● **The exercise**
Rewrite the stretch of rows from the line containing "button[interactable]: Night mode" through the line containing "staticText: 6:55 [14,4,38,20]", substituting "Power Saving Mode" for every "Battery Saver" and leaving all else unchanged.

● **Element boundary records**
********************

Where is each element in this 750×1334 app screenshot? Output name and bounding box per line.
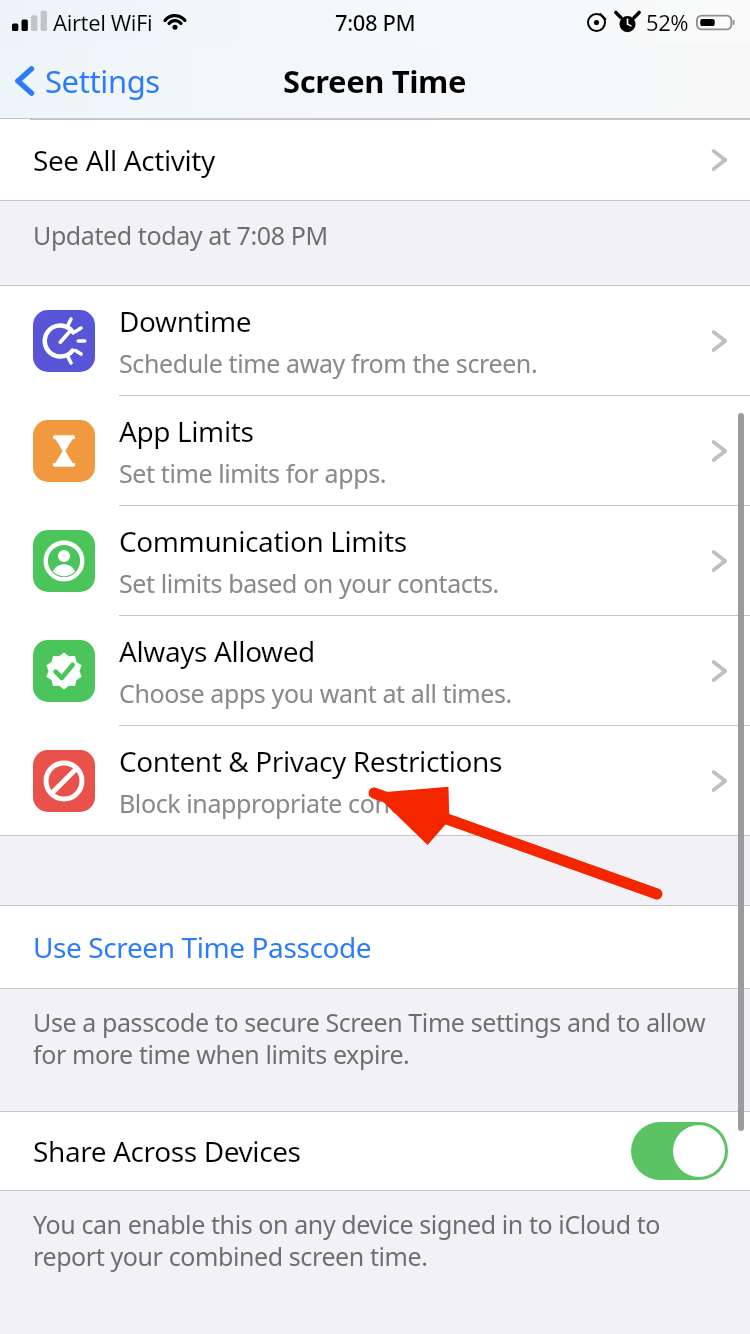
button[interactable]: Share Across Devices bbox=[0, 1112, 750, 1190]
button[interactable]: Use Screen Time Passcode bbox=[0, 906, 750, 988]
staticText: Updated today at 7:08 PM bbox=[33, 218, 328, 252]
staticText: Use Screen Time Passcode bbox=[33, 928, 372, 966]
button[interactable]: App Limits bbox=[0, 396, 750, 505]
staticText: 52% bbox=[646, 7, 689, 37]
staticText: Choose apps you want at all times. bbox=[119, 676, 512, 710]
staticText: Settings bbox=[45, 60, 160, 102]
staticText: Always Allowed bbox=[119, 632, 315, 670]
button[interactable]: Share Across Devices, on bbox=[631, 1122, 728, 1180]
staticText: Set time limits for apps. bbox=[119, 456, 387, 490]
staticText: App Limits bbox=[119, 412, 254, 450]
staticText: Set limits based on your contacts. bbox=[119, 566, 499, 600]
staticText: Share Across Devices bbox=[33, 1132, 301, 1170]
staticText: Block inappropriate content. bbox=[119, 786, 442, 820]
staticText: Screen Time bbox=[283, 60, 467, 102]
button[interactable]: Downtime bbox=[0, 286, 750, 395]
staticText: See All Activity bbox=[33, 141, 215, 179]
button[interactable]: Settings bbox=[0, 50, 176, 112]
staticText: Airtel WiFi bbox=[53, 7, 153, 37]
staticText: You can enable this on any device signed… bbox=[33, 1207, 710, 1273]
staticText: Use a passcode to secure Screen Time set… bbox=[33, 1005, 716, 1071]
staticText: 7:08 PM bbox=[335, 7, 416, 37]
button[interactable]: Content & Privacy Restrictions bbox=[0, 726, 750, 835]
staticText: Communication Limits bbox=[119, 522, 407, 560]
staticText: Schedule time away from the screen. bbox=[119, 346, 538, 380]
button[interactable]: Communication Limits bbox=[0, 506, 750, 615]
button[interactable]: Always Allowed bbox=[0, 616, 750, 725]
staticText: Downtime bbox=[119, 302, 252, 340]
button[interactable]: See All Activity bbox=[0, 119, 750, 200]
staticText: Content & Privacy Restrictions bbox=[119, 742, 502, 780]
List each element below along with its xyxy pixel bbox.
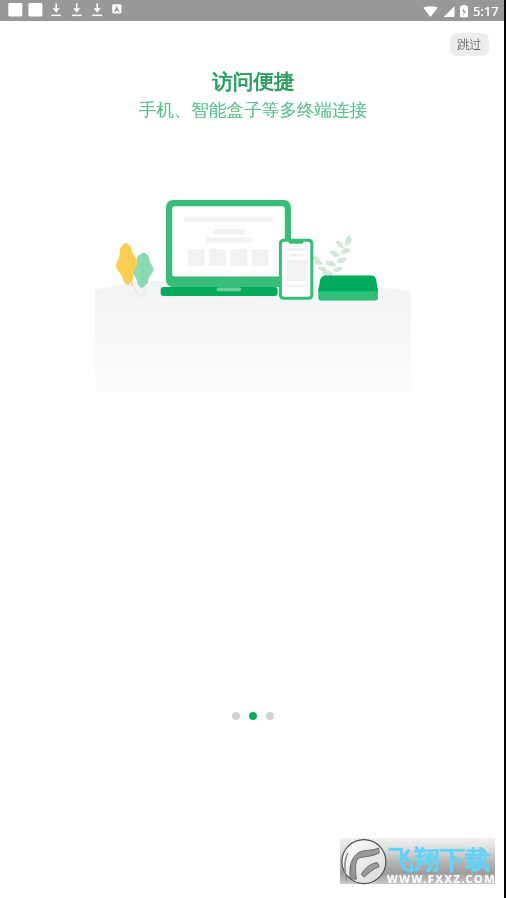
staticText: 跳过 xyxy=(457,37,482,53)
button[interactable]: Page 1 xyxy=(232,712,240,720)
staticText: 手机、智能盒子等多终端连接 xyxy=(0,99,506,121)
staticText: WWW.FXXZ.COM xyxy=(387,871,497,886)
button[interactable]: 跳过 xyxy=(450,33,489,56)
button[interactable]: Page 3 xyxy=(266,712,274,720)
staticText: 访问便捷 xyxy=(0,69,506,95)
staticText: 5:17 xyxy=(473,2,499,20)
button[interactable]: Page 2, current xyxy=(249,712,257,720)
staticText: 飞翔下载 xyxy=(388,844,490,876)
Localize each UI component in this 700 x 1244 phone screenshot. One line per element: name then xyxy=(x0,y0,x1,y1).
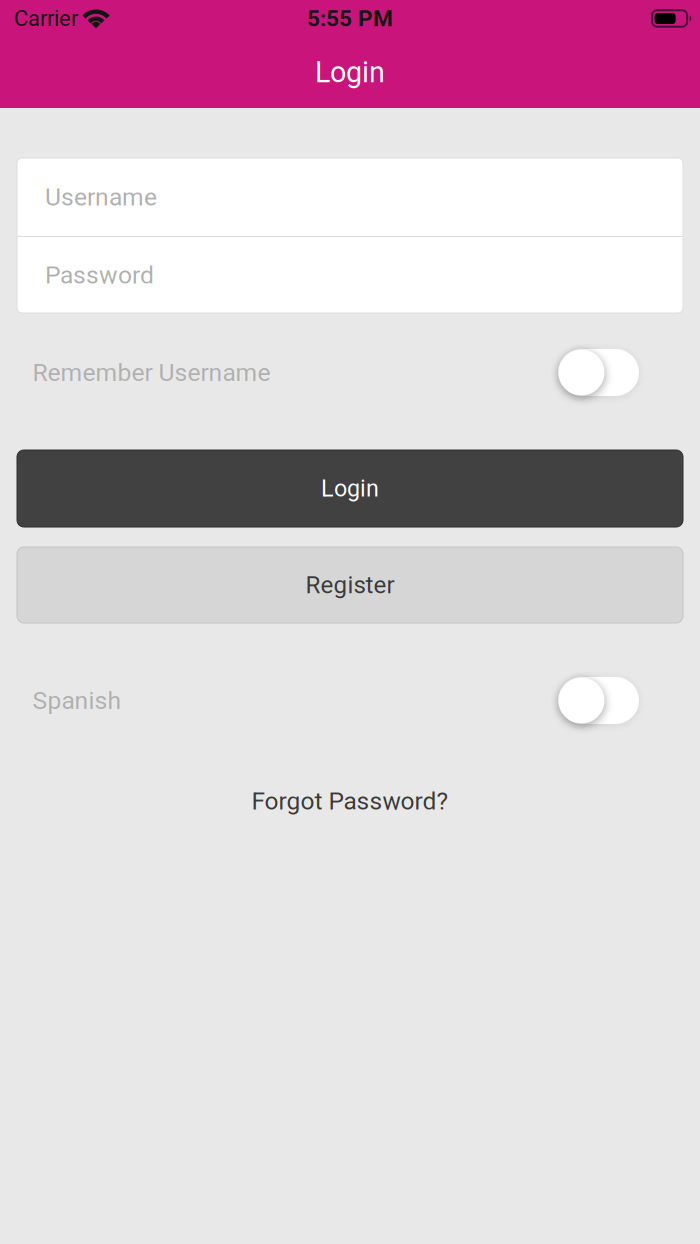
button[interactable]: Password xyxy=(17,237,683,313)
button[interactable]: Login xyxy=(17,450,683,527)
staticText: Remember Username xyxy=(32,358,270,387)
staticText: 5:55 PM xyxy=(307,5,393,32)
staticText: Login xyxy=(315,56,385,89)
button[interactable]: Username xyxy=(17,158,683,236)
staticText: Password xyxy=(45,260,154,289)
staticText: Register xyxy=(306,571,394,599)
staticText: Forgot Password? xyxy=(252,787,448,815)
button[interactable]: Spanish xyxy=(558,677,639,724)
staticText: Carrier xyxy=(14,6,78,31)
staticText: Spanish xyxy=(32,686,122,715)
button[interactable]: Register xyxy=(17,547,683,623)
staticText: Login xyxy=(321,475,379,502)
button[interactable]: Remember Username xyxy=(558,349,639,396)
button[interactable]: Forgot Password? xyxy=(240,786,460,816)
staticText: Username xyxy=(45,182,157,211)
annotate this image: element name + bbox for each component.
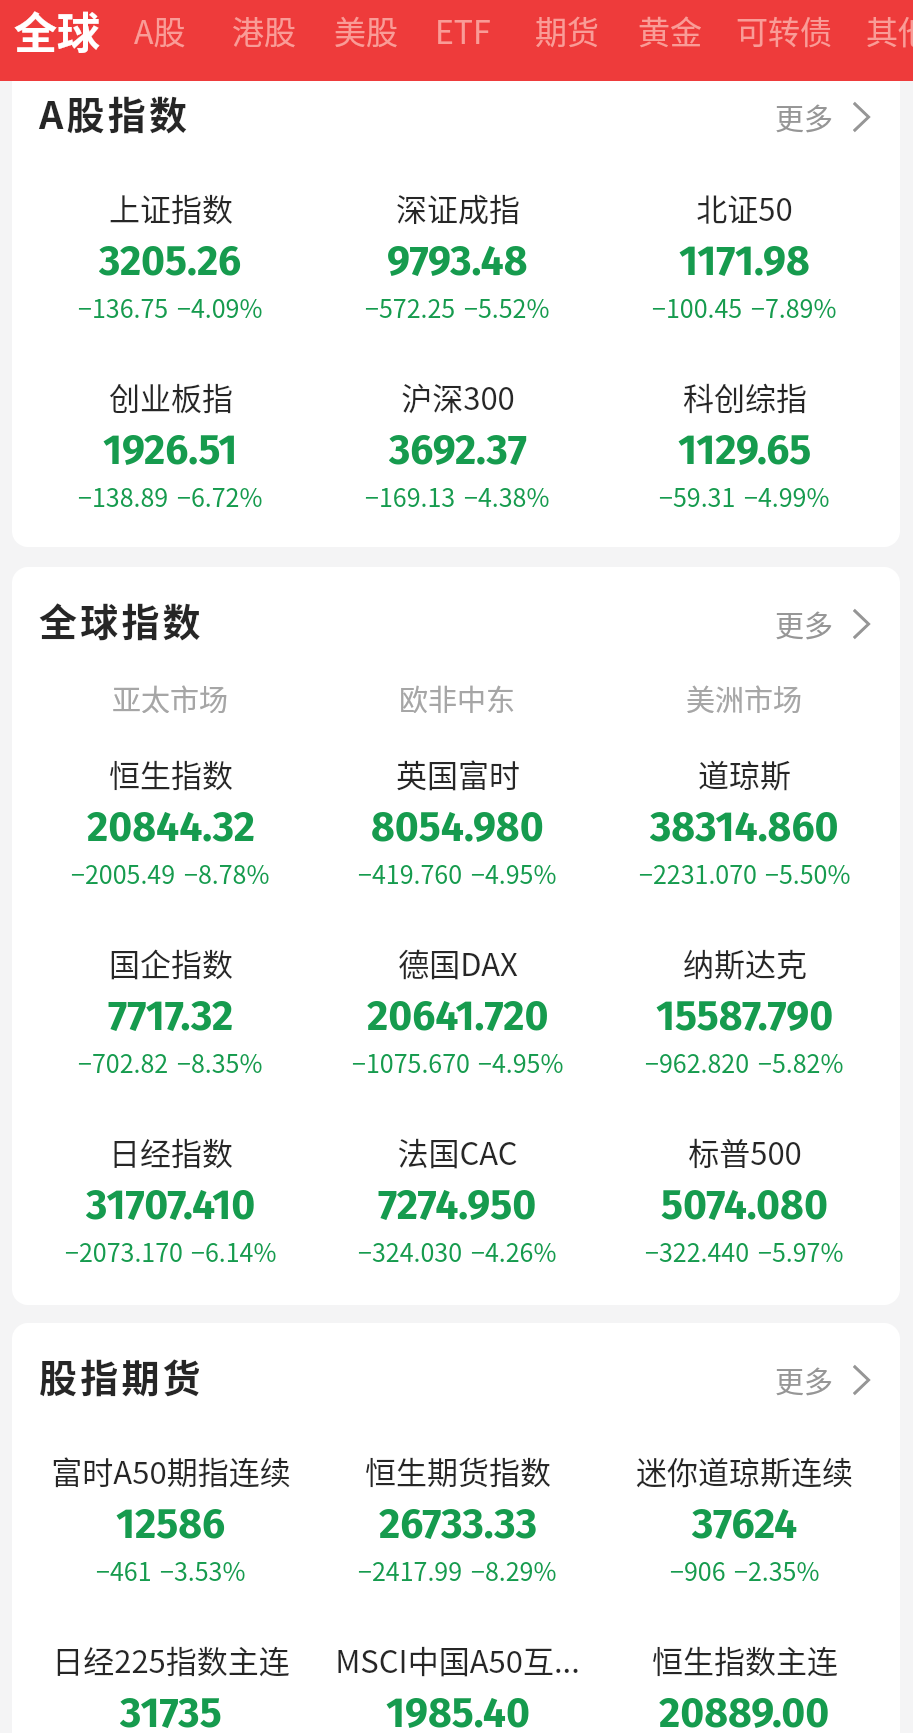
staticText: −4.38% bbox=[464, 478, 550, 508]
button[interactable]: 恒生指数 bbox=[27, 751, 314, 885]
staticText: −5.52% bbox=[464, 289, 550, 319]
button[interactable]: 亚太市场 bbox=[27, 677, 314, 713]
staticText: 1129.65 bbox=[678, 426, 812, 466]
button[interactable]: 迷你道琼斯连续 bbox=[601, 1448, 888, 1582]
staticText: 深证成指 bbox=[396, 185, 520, 225]
staticText: 3205.26 bbox=[99, 237, 242, 277]
staticText: 沪深300 bbox=[401, 374, 515, 414]
button[interactable]: 可转债 bbox=[736, 0, 833, 70]
button[interactable]: 日经指数 bbox=[27, 1129, 314, 1263]
staticText: −2417.99 bbox=[358, 1552, 463, 1582]
button[interactable]: 科创综指 bbox=[601, 374, 888, 508]
staticText: 1171.98 bbox=[679, 237, 810, 277]
staticText: 科创综指 bbox=[683, 374, 807, 414]
staticText: 美洲市场 bbox=[686, 677, 803, 713]
button[interactable]: 北证50 bbox=[601, 185, 888, 319]
button[interactable]: 港股 bbox=[232, 0, 297, 70]
staticText: −59.31 bbox=[659, 478, 736, 508]
staticText: 15587.790 bbox=[656, 992, 834, 1032]
staticText: 美股 bbox=[334, 7, 399, 53]
staticText: −2073.170 bbox=[65, 1233, 183, 1263]
button[interactable]: 富时A50期指连续 bbox=[27, 1448, 314, 1582]
staticText: −5.82% bbox=[758, 1044, 844, 1074]
button[interactable]: 深证成指 bbox=[314, 185, 601, 319]
button[interactable]: ETF bbox=[435, 0, 491, 70]
staticText: 31707.410 bbox=[86, 1181, 256, 1221]
button[interactable]: 黄金 bbox=[638, 0, 703, 70]
staticText: ETF bbox=[435, 7, 491, 53]
button[interactable]: 美股 bbox=[334, 0, 399, 70]
staticText: −2005.49 bbox=[71, 855, 176, 885]
button[interactable]: 上证指数 bbox=[27, 185, 314, 319]
staticText: −906 bbox=[670, 1552, 726, 1582]
staticText: 1985.40 bbox=[386, 1689, 530, 1729]
staticText: −138.89 bbox=[78, 478, 169, 508]
staticText: 3692.37 bbox=[389, 426, 527, 466]
staticText: 37624 bbox=[692, 1500, 798, 1540]
staticText: 12586 bbox=[116, 1500, 226, 1540]
staticText: 可转债 bbox=[736, 7, 833, 53]
staticText: 黄金 bbox=[638, 7, 703, 53]
staticText: 5074.080 bbox=[661, 1181, 828, 1221]
button[interactable]: 沪深300 bbox=[314, 374, 601, 508]
button[interactable]: 其他 bbox=[866, 0, 913, 70]
staticText: 迷你道琼斯连续 bbox=[636, 1448, 853, 1488]
staticText: 亚太市场 bbox=[112, 677, 229, 713]
staticText: 标普500 bbox=[688, 1129, 802, 1169]
staticText: 港股 bbox=[232, 7, 297, 53]
button[interactable]: 创业板指 bbox=[27, 374, 314, 508]
staticText: 英国富时 bbox=[396, 751, 520, 791]
button[interactable]: 更多 bbox=[769, 86, 876, 148]
staticText: −4.95% bbox=[478, 1044, 564, 1074]
button[interactable]: 恒生期货指数 bbox=[314, 1448, 601, 1582]
staticText: −3.53% bbox=[160, 1552, 246, 1582]
staticText: −8.29% bbox=[471, 1552, 557, 1582]
button[interactable]: 法国CAC bbox=[314, 1129, 601, 1263]
button[interactable]: 全球 bbox=[14, 0, 104, 70]
button[interactable]: MSCI中国A50互... bbox=[314, 1637, 601, 1733]
staticText: 更多 bbox=[775, 96, 834, 138]
button[interactable]: 恒生指数主连 bbox=[601, 1637, 888, 1733]
button[interactable]: 纳斯达克 bbox=[601, 940, 888, 1074]
button[interactable]: 日经225指数主连 bbox=[27, 1637, 314, 1733]
staticText: −702.82 bbox=[78, 1044, 169, 1074]
button[interactable]: A股 bbox=[134, 0, 186, 70]
staticText: 1926.51 bbox=[103, 426, 238, 466]
staticText: 日经指数 bbox=[109, 1129, 233, 1169]
staticText: 20641.720 bbox=[367, 992, 549, 1032]
staticText: 38314.860 bbox=[650, 803, 839, 843]
staticText: 法国CAC bbox=[397, 1129, 518, 1169]
staticText: −419.760 bbox=[358, 855, 463, 885]
staticText: −322.440 bbox=[645, 1233, 750, 1263]
staticText: −8.35% bbox=[177, 1044, 263, 1074]
button[interactable]: 标普500 bbox=[601, 1129, 888, 1263]
staticText: 20844.32 bbox=[87, 803, 255, 843]
staticText: 7717.32 bbox=[108, 992, 234, 1032]
staticText: −4.95% bbox=[471, 855, 557, 885]
button[interactable]: 美洲市场 bbox=[601, 677, 888, 713]
button[interactable]: 欧非中东 bbox=[314, 677, 601, 713]
staticText: 上证指数 bbox=[109, 185, 233, 225]
staticText: 股指期货 bbox=[39, 1348, 204, 1403]
staticText: 富时A50期指连续 bbox=[51, 1448, 291, 1488]
button[interactable]: 更多 bbox=[769, 593, 876, 655]
button[interactable]: 期货 bbox=[535, 0, 600, 70]
staticText: 全球指数 bbox=[39, 592, 204, 647]
staticText: 8054.980 bbox=[371, 803, 544, 843]
staticText: −461 bbox=[96, 1552, 152, 1582]
button[interactable]: 道琼斯 bbox=[601, 751, 888, 885]
button[interactable]: 德国DAX bbox=[314, 940, 601, 1074]
staticText: 恒生期货指数 bbox=[365, 1448, 551, 1488]
staticText: 更多 bbox=[775, 1359, 834, 1401]
button[interactable]: 更多 bbox=[769, 1349, 876, 1411]
staticText: −136.75 bbox=[78, 289, 169, 319]
button[interactable]: 国企指数 bbox=[27, 940, 314, 1074]
staticText: A股指数 bbox=[39, 85, 191, 140]
staticText: 全球 bbox=[14, 0, 100, 61]
staticText: A股 bbox=[134, 7, 186, 53]
staticText: 31735 bbox=[120, 1689, 222, 1729]
staticText: 20889.00 bbox=[659, 1689, 830, 1729]
button[interactable]: 英国富时 bbox=[314, 751, 601, 885]
staticText: −4.09% bbox=[177, 289, 263, 319]
staticText: −6.72% bbox=[177, 478, 263, 508]
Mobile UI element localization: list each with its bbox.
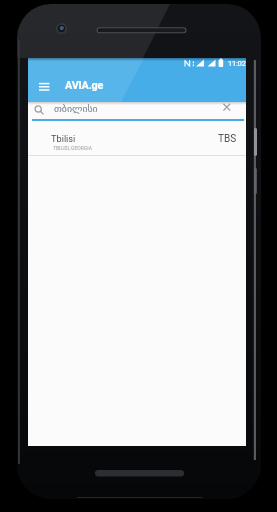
button[interactable]	[28, 102, 246, 122]
staticText: თბილისი	[54, 103, 98, 114]
staticText: TBILISI, GEORGIA	[53, 145, 92, 151]
staticText: AVIA.ge	[65, 79, 104, 92]
button[interactable]	[32, 76, 60, 100]
staticText: TBS	[218, 133, 237, 145]
staticText: 11:02	[228, 59, 246, 67]
button[interactable]	[28, 124, 246, 155]
staticText: Tbilisi	[51, 133, 76, 144]
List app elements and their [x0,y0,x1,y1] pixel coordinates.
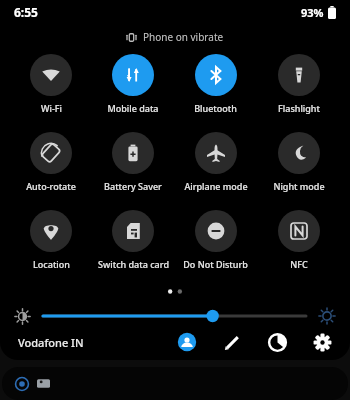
button[interactable]: Night mode [257,132,340,192]
button[interactable]: Notification [15,377,29,391]
button[interactable] [43,306,306,326]
staticText: Battery Saver [104,180,162,192]
staticText: Switch data card [98,258,169,270]
staticText: 93% [301,5,324,20]
staticText: Airplane mode [184,180,248,192]
button[interactable]: Vodafone IN [18,335,84,350]
button[interactable]: Edit [223,333,242,352]
button[interactable]: Flashlight [257,54,340,114]
button[interactable]: Wi-Fi [10,54,92,114]
button[interactable]: Auto brightness [318,307,336,325]
button[interactable]: Location [10,210,92,270]
button[interactable]: NFC [257,210,340,270]
other: Low brightness [14,308,31,325]
staticText: Mobile data [107,102,159,114]
staticText: Location [33,258,70,270]
staticText: Do Not Disturb [183,258,248,270]
button[interactable]: Mobile data [92,54,174,114]
button[interactable]: Screenshot [37,377,50,390]
button[interactable]: Power [268,333,287,352]
staticText: Night mode [273,180,325,192]
button[interactable]: Bluetooth [174,54,257,114]
staticText: NFC [290,258,308,270]
staticText: Wi-Fi [41,102,62,114]
button[interactable]: Do Not Disturb [174,210,257,270]
staticText: Auto-rotate [26,180,76,192]
button[interactable]: Battery Saver [92,132,174,192]
staticText: 6:55 [14,4,38,20]
button[interactable]: Auto-rotate [10,132,92,192]
button[interactable]: User [177,332,197,352]
button[interactable]: Airplane mode [174,132,257,192]
staticText: Bluetooth [194,102,237,114]
staticText: Flashlight [278,102,320,114]
button[interactable]: Switch data card [92,210,174,270]
button[interactable]: Settings [313,333,332,352]
staticText: Phone on vibrate [143,30,224,44]
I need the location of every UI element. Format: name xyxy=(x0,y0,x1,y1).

********************

● **The solution**
button[interactable]: Night mode [257,132,340,192]
button[interactable]: Notification [15,377,29,391]
button[interactable] [43,306,306,326]
staticText: Power Saving Mode [104,180,162,192]
staticText: Switch data card [98,258,169,270]
staticText: 93% [301,5,324,20]
staticText: Airplane mode [184,180,248,192]
button[interactable]: Vodafone IN [18,335,84,350]
button[interactable]: Edit [223,333,242,352]
button[interactable]: Flashlight [257,54,340,114]
button[interactable]: Wi-Fi [10,54,92,114]
button[interactable]: Auto brightness [318,307,336,325]
button[interactable]: Location [10,210,92,270]
button[interactable]: NFC [257,210,340,270]
other: Low brightness [14,308,31,325]
staticText: Mobile data [107,102,159,114]
staticText: Location [33,258,70,270]
staticText: Do Not Disturb [183,258,248,270]
button[interactable]: Mobile data [92,54,174,114]
button[interactable]: Screenshot [37,377,50,390]
button[interactable]: Power [268,333,287,352]
staticText: Night mode [273,180,325,192]
button[interactable]: Bluetooth [174,54,257,114]
staticText: NFC [290,258,308,270]
staticText: Wi-Fi [41,102,62,114]
button[interactable]: Do Not Disturb [174,210,257,270]
staticText: Auto-rotate [26,180,76,192]
button[interactable]: Power Saving Mode [92,132,174,192]
staticText: 6:55 [14,4,38,20]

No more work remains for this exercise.